Stated problem 1:
Answer these questions about the metabolon2kegg pipeline instructions, one answer per line with the same letters:
(a) Which two files give details of the pipeline run and versions?
(b) What goes in the results directory?
(c) With which singularity version was the setup tested?
Stated problem 2:
Write what comes next in the metabolon2kegg pipeline instructions, picking up after their final sentence.

Source document:
The following files in the output directory contain your output:

  1. Files that have details of pipeline run, versions, etc: report.html, timeline.html

  2. Jupyter notebook file rendered into html showing steps involved and summery details: metabolon2kegg_notebook.html

See the cell after "percent of peaks with the following IDs" to understand how much of data has KEGG IDs at all (less than 50% is typical).

  1. Output tab-seperated files:

The metadata in the row and collumn headers in the selected tab:

    [infile name]_[infile tab]_metabolitesMETADATA.tsv

    [infile name]_[infile tab]_sampleMETADATA.tsv

The occurance values from the main part of the table, with row and column headers of 'BIOCHEMICAL' and 'CLIENT_IDENTIFIER'

    [infile name]_[infile tab]_occurance.tsv

The files that link KEGG ortholog data and Metabolon data with all metadata:

    [infile name]_[infile tab]_metabolitesMETADATA_filtered_KEGGmerge.tsv

and just the identifiers:

    [infile name]_[infile tab]_metabolitesCHEMICALID_filtered_KEGG_ko.tsv

Information for developing / programming pipeline

Directory structure of repo

  • analyses: The actual analysis steps (i.e. jupyter notebooks, Rmarkdown documents, bash scripts) go here.
  • envs: conda environment files go here. Create one file per notebook, or re-use environments for multiple notebooks -- it's up to you.
  • results: final results generated by the pipeline go here. Concept: one can always delete the results directory and re-generate it from data using the pipeline.
  • main.nf: The nextflow workflow that ties everything together.
  • nextflow.config: Contains configuration options for the pipeline (e.g. output directory). You can also set options here to run the pipeline on a HPC grid engine (e.g. SGE or SLURM).

Setup

May not be nessesary if you have set this up on your account previously.

Connect to server

  1. connect to server, and use tmux to prevent being logged off if you are discnnected.

     ssh [email protected]
    
     tmux attach || tmux new
    
  2. Do work. If you are diosconnected, just repeat the prior step to reattach.

When it is time to log off:

  1. Log out, one to stop tmux, again to disconnect, and a third time to close your local terminal or PowerShell:

     exit
    
     exit
    
     exit
    

Set up pipeline tool for workflows

how to setup nextflow with singularity on

  1. Use the Connect to server protocol above to log in.

  2. Check that singularity is installed for your user

     singularity --version 
    
     singularity run --containall shub://vsoch/hello-world 
    

Tested with singularity version 3.5.0

If you see a silly responce about avacados, this is set up and ready to run!

Collected data:
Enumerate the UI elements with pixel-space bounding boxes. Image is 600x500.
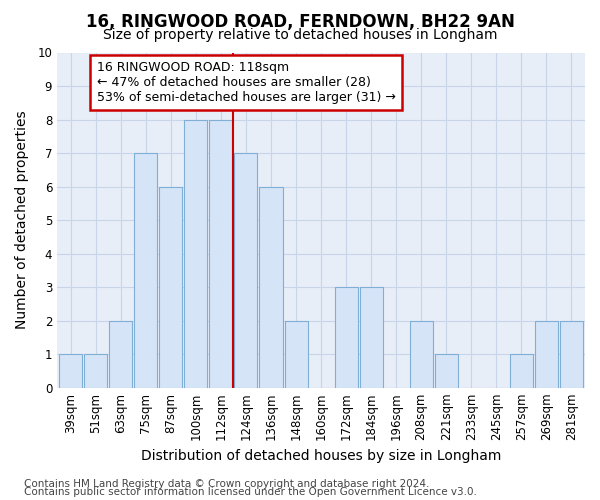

Output 1:
(a) report.html and timeline.html
(b) The final results generated by the pipeline. The directory can always be deleted and regenerated from data using the pipeline.
(c) Version 3.5.0

Output 2:
  1. Install Nextflow in your home directory and set up PATH

     wget -qO- https://get.nextflow.io | bash
    
     mkdir -p ~/bin & mv nextflow bin & echo PATH=$PATH:$HOME >> ~/.bashrc & source ~/.bashrc 
    
  2. Test prequisites

     nextflow -version
    
     nextflow run hello 
    

tested with nextflow version 20.01.0

If you see a silly greeting in three languages, everything is set up and ready to run!

  1. Log out, one to stop tmux, again to disconnect, and a third time to close your local terminal or PowerShell

     exit
    
     exit
    
     exit
    

update pipeline

    nextflow pull ryan-csu/metabolon2kegg

    singularity pull docker://ryancsu/metabolon2kegg

How to setup for development

Note that jupyter notebook has examples of interactive searching and merging with metadata output. See

  1. Install nextflow In this case, we use conda. See conda website for install, check the nextflow webiste for other options.
conda create -n nextflow -c conda-forge -c bioconda nextflow
conda activate nextflow
  1. Clone this repository
git clone [email protected]:ryan-csu/metabolon2kegg.git
cd metabolon2kegg
  1. Run the pipeline
    nextflow ./main.nf \
            --infile='test.xlsx' \
            --outdir metabolon2kegg_`date -I`_$USER
  1. You can build or run the docker env, see Dockerfile

     docker build --no-cache -t ryancsu/metabolon2kegg:latest envs/
    
     singularity shell docker-daemon://ryancsu/metabolon2kegg:latest
    
     # OR 
     
     docker run -it --rm -v "${PWD}":"${PWD}" ryancsu/metabolon2kegg:latest
    

OR

Use the Docker hub where the pipeline pulls from with -profile singularityHPC

    docker login -u ryancsu 

    docker push ryancsu/metabolon2kegg:latest

    singularity shell docker://ryancsu/metabolon2kegg:latest

    # OR 
    
    docker run -it --rm -v "${PWD}":"${PWD}" ryancsu/metabolon2kegg:latest

Notebook (but not nextflow) runs in docker container jupyter/datascience-notebook:ea01ec4d9f57

    docker run -it --rm -v "${PWD}":/home/jovyan/work jupyter/datascience-notebook:ea01ec4d9f57

This can be used to interact with the notebook in the pipeline in order to update it.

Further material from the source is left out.